-- Begin INFORMATION SUPPLIED --

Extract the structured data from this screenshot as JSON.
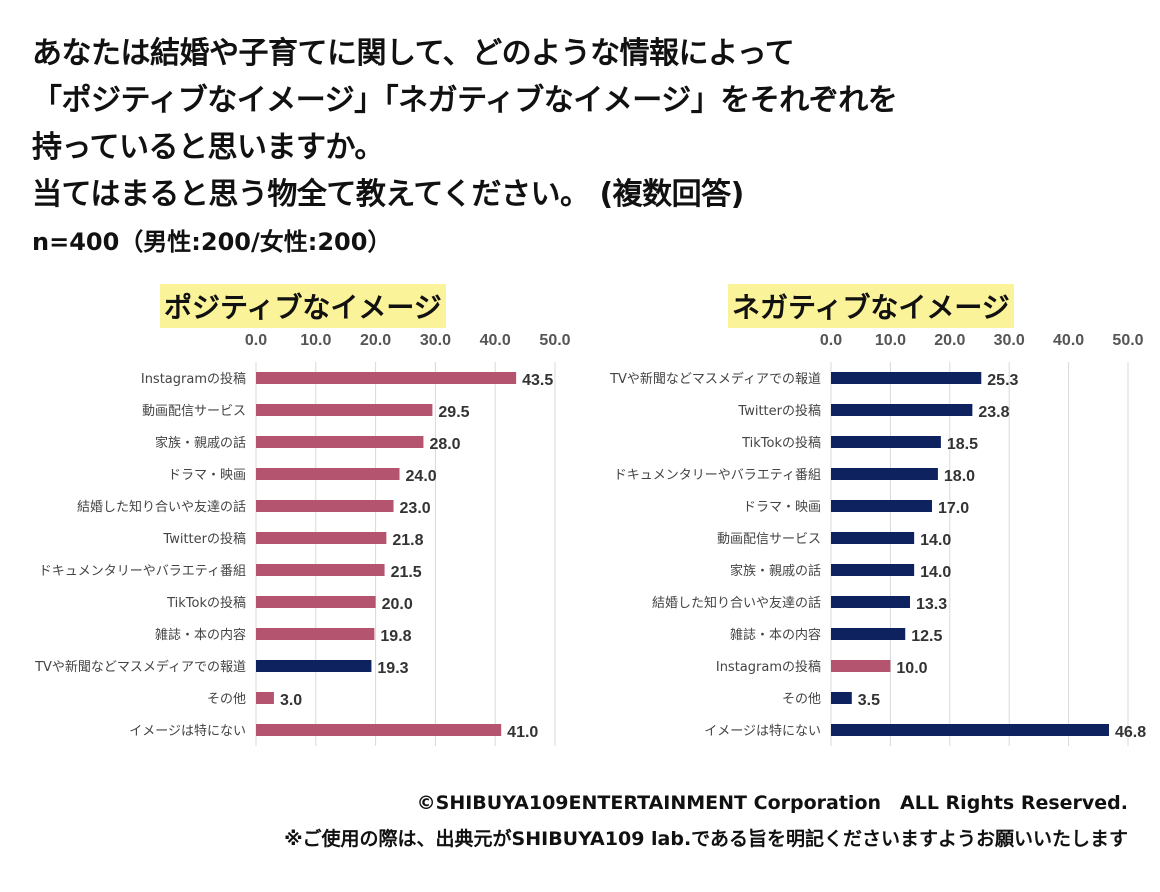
{
  "title": {
    "lines": [
      "あなたは結婚や子育てに関して、どのような情報によって",
      "「ポジティブなイメージ」「ネガティブなイメージ」をそれぞれを",
      "持っていると思いますか。",
      "当てはまると思う物全て教えてください。 (複数回答)"
    ],
    "sample": "n=400（男性:200/女性:200）"
  },
  "colors": {
    "pink": "#B5546F",
    "navy": "#0F2260",
    "highlight": "#FBF39A"
  },
  "chart_data": [
    {
      "type": "bar",
      "orientation": "horizontal",
      "title": "ポジティブなイメージ",
      "xlim": [
        0,
        50
      ],
      "ticks": [
        "0.0",
        "10.0",
        "20.0",
        "30.0",
        "40.0",
        "50.0"
      ],
      "categories": [
        "Instagramの投稿",
        "動画配信サービス",
        "家族・親戚の話",
        "ドラマ・映画",
        "結婚した知り合いや友達の話",
        "Twitterの投稿",
        "ドキュメンタリーやバラエティ番組",
        "TikTokの投稿",
        "雑誌・本の内容",
        "TVや新聞などマスメディアでの報道",
        "その他",
        "イメージは特にない"
      ],
      "values": [
        43.5,
        29.5,
        28.0,
        24.0,
        23.0,
        21.8,
        21.5,
        20.0,
        19.8,
        19.3,
        3.0,
        41.0
      ],
      "bar_colors": [
        "pink",
        "pink",
        "pink",
        "pink",
        "pink",
        "pink",
        "pink",
        "pink",
        "pink",
        "navy",
        "pink",
        "pink"
      ]
    },
    {
      "type": "bar",
      "orientation": "horizontal",
      "title": "ネガティブなイメージ",
      "xlim": [
        0,
        50
      ],
      "ticks": [
        "0.0",
        "10.0",
        "20.0",
        "30.0",
        "40.0",
        "50.0"
      ],
      "categories": [
        "TVや新聞などマスメディアでの報道",
        "Twitterの投稿",
        "TikTokの投稿",
        "ドキュメンタリーやバラエティ番組",
        "ドラマ・映画",
        "動画配信サービス",
        "家族・親戚の話",
        "結婚した知り合いや友達の話",
        "雑誌・本の内容",
        "Instagramの投稿",
        "その他",
        "イメージは特にない"
      ],
      "values": [
        25.3,
        23.8,
        18.5,
        18.0,
        17.0,
        14.0,
        14.0,
        13.3,
        12.5,
        10.0,
        3.5,
        46.8
      ],
      "bar_colors": [
        "navy",
        "navy",
        "navy",
        "navy",
        "navy",
        "navy",
        "navy",
        "navy",
        "navy",
        "pink",
        "navy",
        "navy"
      ]
    }
  ],
  "footer": {
    "copyright": "©SHIBUYA109ENTERTAINMENT Corporation　ALL Rights Reserved.",
    "note": "※ご使用の際は、出典元がSHIBUYA109 lab.である旨を明記くださいますようお願いいたします"
  }
}
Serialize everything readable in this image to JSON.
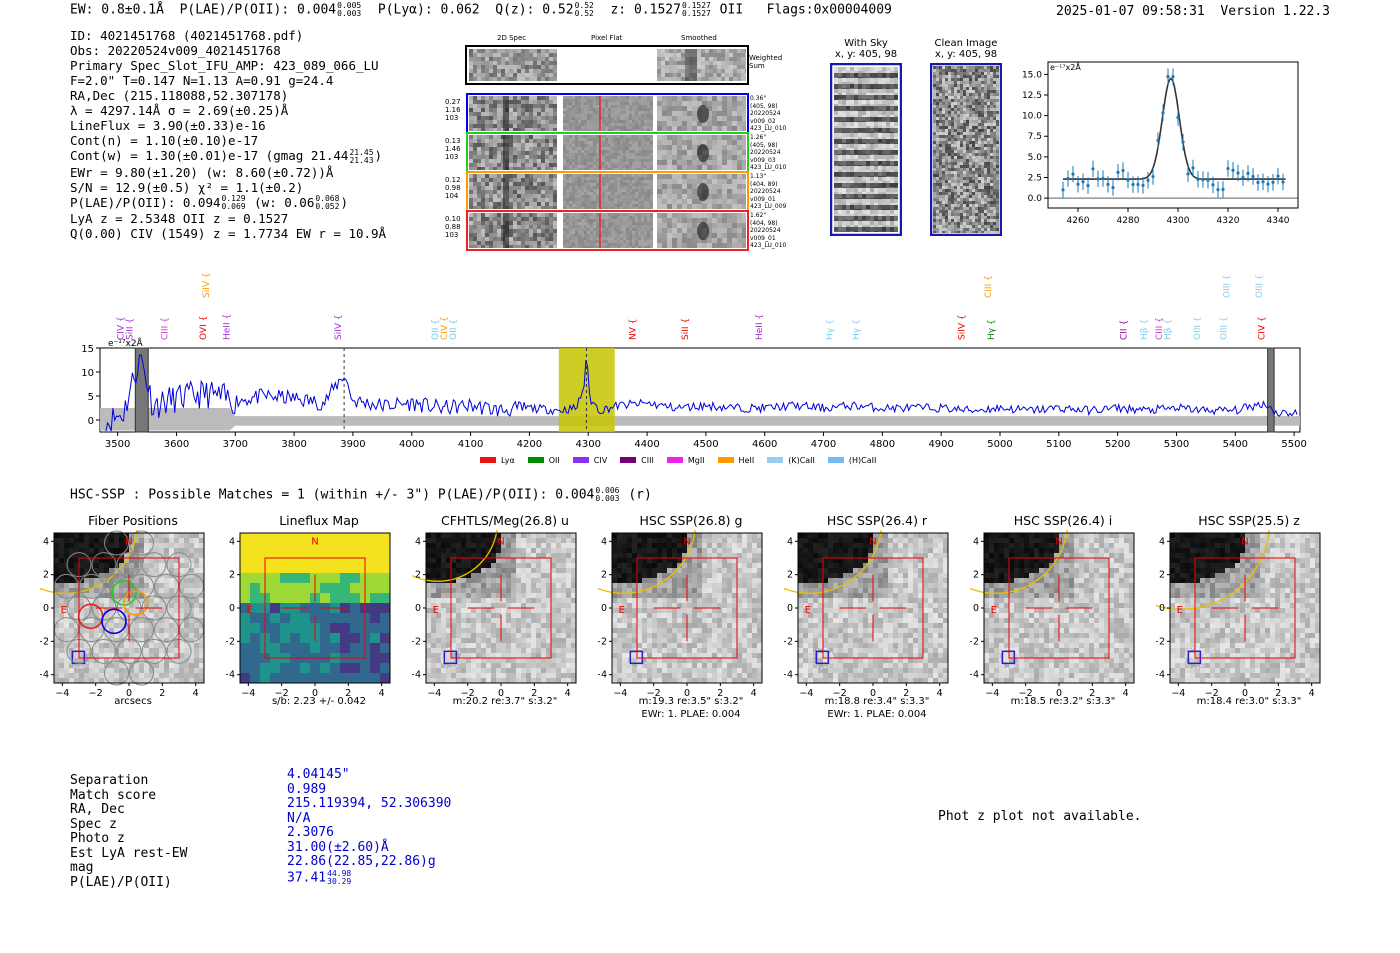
{
  "header": {
    "ew": "EW: 0.8±0.1Å",
    "plae_label": "P(LAE)/P(OII): 0.004",
    "plae_hi": "0.005",
    "plae_lo": "0.003",
    "plya": "P(Lyα): 0.062",
    "qz_label": "Q(z): 0.52",
    "qz_hi": "0.52",
    "qz_lo": "0.52",
    "z_label": "z: 0.1527",
    "z_hi": "0.1527",
    "z_lo": "0.1527",
    "z_line": "OII",
    "flags": "Flags:0x00004009",
    "timestamp": "2025-01-07 09:58:31",
    "version": "Version 1.22.3"
  },
  "info": {
    "id": "ID: 4021451768 (4021451768.pdf)",
    "obs": "Obs: 20220524v009_4021451768",
    "primary": "Primary Spec_Slot_IFU_AMP: 423_089_066_LU",
    "fparams": "F=2.0\"  T=0.147  N=1.13  A=0.91  g=24.4",
    "radec": "RA,Dec (215.118088,52.307178)",
    "lambda": "λ = 4297.14Å  σ = 2.69(±0.25)Å",
    "lineflux": "LineFlux = 3.90(±0.33)e-16",
    "contn": "Cont(n) = 1.10(±0.10)e-17",
    "contw": "Cont(w) = 1.30(±0.01)e-17 (gmag 21.44",
    "contw_hi": "21.45",
    "contw_lo": "21.43",
    "ewr": "EWr = 9.80(±1.20) (w: 8.60(±0.72))Å",
    "sn": "S/N = 12.9(±0.5)  χ² = 1.1(±0.2)",
    "plae2_a": "P(LAE)/P(OII): 0.094",
    "plae2_a_hi": "0.129",
    "plae2_a_lo": "0.069",
    "plae2_b": "(w: 0.06",
    "plae2_b_hi": "0.068",
    "plae2_b_lo": "0.052",
    "lya": "LyA z = 2.5348  OII z = 0.1527",
    "q": "Q(0.00) CIV (1549) z = 1.7734  EW r = 10.9Å"
  },
  "spec2d": {
    "col_titles": [
      "2D Spec",
      "Pixel Flat",
      "Smoothed"
    ],
    "weighted": "Weighted Sum",
    "rows": [
      {
        "left": [
          "0.27",
          "1.16",
          "103"
        ],
        "right": [
          "0.36\"",
          "(405, 98)",
          "20220524",
          "v009_02",
          "423_LU_010"
        ],
        "color": "#0000ee"
      },
      {
        "left": [
          "0.13",
          "1.46",
          "103"
        ],
        "right": [
          "1.26\"",
          "(405, 98)",
          "20220524",
          "v009_03",
          "423_LU_010"
        ],
        "color": "#22cc22"
      },
      {
        "left": [
          "0.12",
          "0.98",
          "104"
        ],
        "right": [
          "1.13\"",
          "(404, 89)",
          "20220524",
          "v009_01",
          "423_LU_009"
        ],
        "color": "#ff9900"
      },
      {
        "left": [
          "0.10",
          "0.88",
          "103"
        ],
        "right": [
          "1.62\"",
          "(404, 98)",
          "20220524",
          "v009_01",
          "423_LU_010"
        ],
        "color": "#ee2222"
      }
    ]
  },
  "sky": {
    "with_sky": "With Sky",
    "with_sky_xy": "x, y: 405, 98",
    "clean": "Clean Image",
    "clean_xy": "x, y: 405, 98"
  },
  "fit_chart": {
    "unit": "e⁻¹⁷x2Å",
    "xticks": [
      4260,
      4280,
      4300,
      4320,
      4340
    ],
    "yticks": [
      "0.0",
      "2.5",
      "5.0",
      "7.5",
      "10.0",
      "12.5",
      "15.0"
    ]
  },
  "chart_data": {
    "type": "line",
    "title": "",
    "xlabel": "",
    "ylabel": "e⁻¹⁷x2Å",
    "xlim": [
      3470,
      5510
    ],
    "ylim": [
      -2.5,
      15
    ],
    "xticks": [
      3500,
      3600,
      3700,
      3800,
      3900,
      4000,
      4100,
      4200,
      4300,
      4400,
      4500,
      4600,
      4700,
      4800,
      4900,
      5000,
      5100,
      5200,
      5300,
      5400,
      5500
    ],
    "yticks": [
      0,
      5,
      10,
      15
    ],
    "emission_peak": {
      "wavelength": 4297.14,
      "flux": 14.5
    },
    "highlight_range": [
      4250,
      4345
    ],
    "bad_regions": [
      [
        3530,
        3552
      ],
      [
        5455,
        5466
      ]
    ],
    "dashed_lines": [
      3885,
      4297
    ],
    "series": [
      {
        "name": "spectrum",
        "color": "#0000dd",
        "x": [
          3480,
          3510,
          3530,
          3540,
          3560,
          3600,
          3650,
          3700,
          3750,
          3800,
          3850,
          3885,
          3900,
          3950,
          4000,
          4050,
          4100,
          4150,
          4200,
          4250,
          4280,
          4290,
          4297,
          4305,
          4320,
          4350,
          4400,
          4450,
          4500,
          4550,
          4600,
          4650,
          4700,
          4750,
          4800,
          4850,
          4900,
          4950,
          5000,
          5050,
          5100,
          5150,
          5200,
          5250,
          5300,
          5350,
          5400,
          5450,
          5470,
          5500
        ],
        "y": [
          -0.5,
          1.5,
          10.0,
          13.0,
          3.0,
          4.5,
          5.5,
          4.0,
          5.0,
          4.5,
          3.5,
          9.5,
          4.0,
          3.0,
          3.5,
          2.5,
          3.0,
          2.0,
          2.5,
          2.0,
          2.5,
          6.0,
          14.5,
          4.0,
          2.0,
          3.0,
          3.5,
          2.5,
          3.0,
          2.5,
          2.5,
          3.0,
          2.5,
          3.0,
          2.5,
          2.5,
          2.5,
          2.0,
          2.5,
          2.0,
          2.5,
          2.0,
          2.5,
          2.0,
          2.5,
          2.0,
          2.0,
          3.5,
          1.5,
          1.5
        ]
      }
    ],
    "line_labels": [
      {
        "name": "CIV",
        "wave": 3510,
        "color": "#9933cc",
        "row": 2
      },
      {
        "name": "SiII",
        "wave": 3525,
        "color": "#9933cc",
        "row": 2
      },
      {
        "name": "CIII",
        "wave": 3585,
        "color": "#cc33cc",
        "row": 2
      },
      {
        "name": "OVI",
        "wave": 3650,
        "color": "#ee0000",
        "row": 2
      },
      {
        "name": "SiIV",
        "wave": 3655,
        "color": "#ff9900",
        "row": 1
      },
      {
        "name": "HeII",
        "wave": 3690,
        "color": "#9933cc",
        "row": 2
      },
      {
        "name": "SiIV",
        "wave": 3880,
        "color": "#9933cc",
        "row": 2
      },
      {
        "name": "OII",
        "wave": 4045,
        "color": "#66ccee",
        "row": 2
      },
      {
        "name": "CIV",
        "wave": 4060,
        "color": "#ff9900",
        "row": 2
      },
      {
        "name": "OII",
        "wave": 4075,
        "color": "#66ccee",
        "row": 2
      },
      {
        "name": "NV",
        "wave": 4380,
        "color": "#ee0000",
        "row": 2
      },
      {
        "name": "SiII",
        "wave": 4470,
        "color": "#ee0000",
        "row": 2
      },
      {
        "name": "HeII",
        "wave": 4595,
        "color": "#9933cc",
        "row": 2
      },
      {
        "name": "Hγ",
        "wave": 4715,
        "color": "#88ccee",
        "row": 2
      },
      {
        "name": "Hγ",
        "wave": 4760,
        "color": "#88ccee",
        "row": 2
      },
      {
        "name": "SiIV",
        "wave": 4940,
        "color": "#ee0000",
        "row": 2
      },
      {
        "name": "CIII",
        "wave": 4985,
        "color": "#ff9900",
        "row": 1
      },
      {
        "name": "Hγ",
        "wave": 4990,
        "color": "#008800",
        "row": 2
      },
      {
        "name": "CII",
        "wave": 5215,
        "color": "#990099",
        "row": 2
      },
      {
        "name": "Hβ",
        "wave": 5250,
        "color": "#88ccee",
        "row": 2
      },
      {
        "name": "CIII",
        "wave": 5275,
        "color": "#cc33cc",
        "row": 2
      },
      {
        "name": "Hβ",
        "wave": 5290,
        "color": "#88ccee",
        "row": 2
      },
      {
        "name": "OIII",
        "wave": 5340,
        "color": "#88ccee",
        "row": 2
      },
      {
        "name": "OIII",
        "wave": 5385,
        "color": "#88ccee",
        "row": 2
      },
      {
        "name": "OIII",
        "wave": 5390,
        "color": "#88ccee",
        "row": 1
      },
      {
        "name": "OIII",
        "wave": 5445,
        "color": "#88ccee",
        "row": 1
      },
      {
        "name": "CIV",
        "wave": 5450,
        "color": "#ee0000",
        "row": 2
      }
    ]
  },
  "legend": [
    {
      "label": "Lyα",
      "color": "#ee1111"
    },
    {
      "label": "OII",
      "color": "#008800"
    },
    {
      "label": "CIV",
      "color": "#8833ee"
    },
    {
      "label": "CIII",
      "color": "#770077"
    },
    {
      "label": "MgII",
      "color": "#ee22ee"
    },
    {
      "label": "HeII",
      "color": "#ff9900"
    },
    {
      "label": "(K)CaII",
      "color": "#99ccee"
    },
    {
      "label": "(H)CaII",
      "color": "#77bbee"
    }
  ],
  "hsc": {
    "title": "HSC-SSP : Possible Matches = 1 (within +/- 3\")  P(LAE)/P(OII): 0.004",
    "title_hi": "0.006",
    "title_lo": "0.003",
    "title_tail": "(r)"
  },
  "cutouts": [
    {
      "title": "Fiber Positions",
      "xlabel": "arcsecs",
      "sub": "",
      "kind": "fiber"
    },
    {
      "title": "Lineflux Map",
      "xlabel": "s/b: 2.23 +/- 0.042",
      "sub": "",
      "kind": "lineflux"
    },
    {
      "title": "CFHTLS/Meg(26.8) u",
      "xlabel": "m:20.2  re:3.7\"  s:3.2\"",
      "sub": "",
      "kind": "img"
    },
    {
      "title": "HSC SSP(26.8) g",
      "xlabel": "m:19.3  re:3.5\"  s:3.2\"",
      "sub": "EWr: 1. PLAE: 0.004",
      "kind": "img"
    },
    {
      "title": "HSC SSP(26.4) r",
      "xlabel": "m:18.8  re:3.4\"  s:3.3\"",
      "sub": "EWr: 1. PLAE: 0.004",
      "kind": "img"
    },
    {
      "title": "HSC SSP(26.4) i",
      "xlabel": "m:18.5  re:3.2\"  s:3.3\"",
      "sub": "",
      "kind": "img"
    },
    {
      "title": "HSC SSP(25.5) z",
      "xlabel": "m:18.4  re:3.0\"  s:3.3\"",
      "sub": "",
      "kind": "img"
    }
  ],
  "cutout_axis": {
    "xticks": [
      "−4",
      "−2",
      "0",
      "2",
      "4"
    ],
    "yticks": [
      "4",
      "2",
      "0",
      "−2",
      "−4"
    ],
    "north": "N",
    "east": "E"
  },
  "match": {
    "labels": [
      "Separation",
      "Match score",
      "RA, Dec",
      "Spec z",
      "Photo z",
      "Est LyA rest-EW",
      "mag",
      "P(LAE)/P(OII)"
    ],
    "values": [
      "4.04145\"",
      "0.989",
      "215.119394, 52.306390",
      "N/A",
      "2.3076",
      "31.00(±2.60)Å",
      "22.86(22.85,22.86)g",
      "37.41"
    ],
    "plae_hi": "44.98",
    "plae_lo": "30.29"
  },
  "photz_note": "Phot z plot not available."
}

-- End INFORMATION SUPPLIED --

Of the lines in the material, how many contain the word "JSON"? Reply with the number and nothing else.

2